> **Problem to work on**
Below is a block of data; give all of it again word for word.

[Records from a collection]
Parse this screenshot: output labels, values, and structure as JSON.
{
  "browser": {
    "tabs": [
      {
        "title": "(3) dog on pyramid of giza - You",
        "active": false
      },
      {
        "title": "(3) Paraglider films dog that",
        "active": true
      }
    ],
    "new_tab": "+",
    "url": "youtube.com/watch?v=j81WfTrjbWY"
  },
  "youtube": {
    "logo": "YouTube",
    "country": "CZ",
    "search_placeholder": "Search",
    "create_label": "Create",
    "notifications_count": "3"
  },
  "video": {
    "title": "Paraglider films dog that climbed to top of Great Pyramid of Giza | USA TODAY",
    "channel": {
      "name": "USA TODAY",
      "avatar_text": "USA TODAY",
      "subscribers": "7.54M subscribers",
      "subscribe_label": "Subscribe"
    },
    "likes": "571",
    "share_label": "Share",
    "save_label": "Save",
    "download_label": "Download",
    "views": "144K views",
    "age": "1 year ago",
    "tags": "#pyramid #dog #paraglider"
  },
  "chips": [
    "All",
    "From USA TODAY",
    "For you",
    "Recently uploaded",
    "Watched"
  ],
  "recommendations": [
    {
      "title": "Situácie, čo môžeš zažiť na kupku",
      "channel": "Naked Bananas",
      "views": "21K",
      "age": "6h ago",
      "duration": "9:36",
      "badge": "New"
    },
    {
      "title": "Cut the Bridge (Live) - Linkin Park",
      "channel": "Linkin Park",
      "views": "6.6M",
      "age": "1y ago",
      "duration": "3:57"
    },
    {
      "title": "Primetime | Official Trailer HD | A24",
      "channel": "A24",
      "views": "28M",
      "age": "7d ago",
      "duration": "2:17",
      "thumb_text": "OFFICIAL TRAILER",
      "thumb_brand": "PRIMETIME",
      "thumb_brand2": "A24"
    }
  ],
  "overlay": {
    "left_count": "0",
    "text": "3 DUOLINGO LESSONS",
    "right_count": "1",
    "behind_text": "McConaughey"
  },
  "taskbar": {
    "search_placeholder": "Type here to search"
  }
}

> **The output**
Parse this screenshot: output labels, values, and structure as JSON.
{
  "browser": {
    "tabs": [
      {
        "title": "(3) dog on pyramid of giza - You",
        "active": false
      },
      {
        "title": "(3) Paraglider films dog that",
        "active": true
      }
    ],
    "new_tab": "+",
    "url": "youtube.com/watch?v=j81WfTrjbWY"
  },
  "youtube": {
    "logo": "YouTube",
    "country": "CZ",
    "search_placeholder": "Search",
    "create_label": "Create",
    "notifications_count": "3"
  },
  "video": {
    "title": "Paraglider films dog that climbed to top of Great Pyramid of Giza | USA TODAY",
    "channel": {
      "name": "USA TODAY",
      "avatar_text": "USA TODAY",
      "subscribers": "7.54M subscribers",
      "subscribe_label": "Subscribe"
    },
    "likes": "571",
    "share_label": "Share",
    "save_label": "Save",
    "download_label": "Download",
    "views": "144K views",
    "age": "1 year ago",
    "tags": "#pyramid #dog #paraglider"
  },
  "chips": [
    "All",
    "From USA TODAY",
    "For you",
    "Recently uploaded",
    "Watched"
  ],
  "recommendations": [
    {
      "title": "Situácie, čo môžeš zažiť na kupku",
      "channel": "Naked Bananas",
      "views": "21K",
      "age": "6h ago",
      "duration": "9:36",
      "badge": "New"
    },
    {
      "title": "Cut the Bridge (Live) - Linkin Park",
      "channel": "Linkin Park",
      "views": "6.6M",
      "age": "1y ago",
      "duration": "3:57"
    },
    {
      "title": "Primetime | Official Trailer HD | A24",
      "channel": "A24",
      "views": "28M",
      "age": "7d ago",
      "duration": "2:17",
      "thumb_text": "OFFICIAL TRAILER",
      "thumb_brand": "PRIMETIME",
      "thumb_brand2": "A24"
    }
  ],
  "overlay": {
    "left_count": "0",
    "text": "3 DUOLINGO LESSONS",
    "right_count": "1",
    "behind_text": "McConaughey"
  },
  "taskbar": {
    "search_placeholder": "Type here to search"
  }
}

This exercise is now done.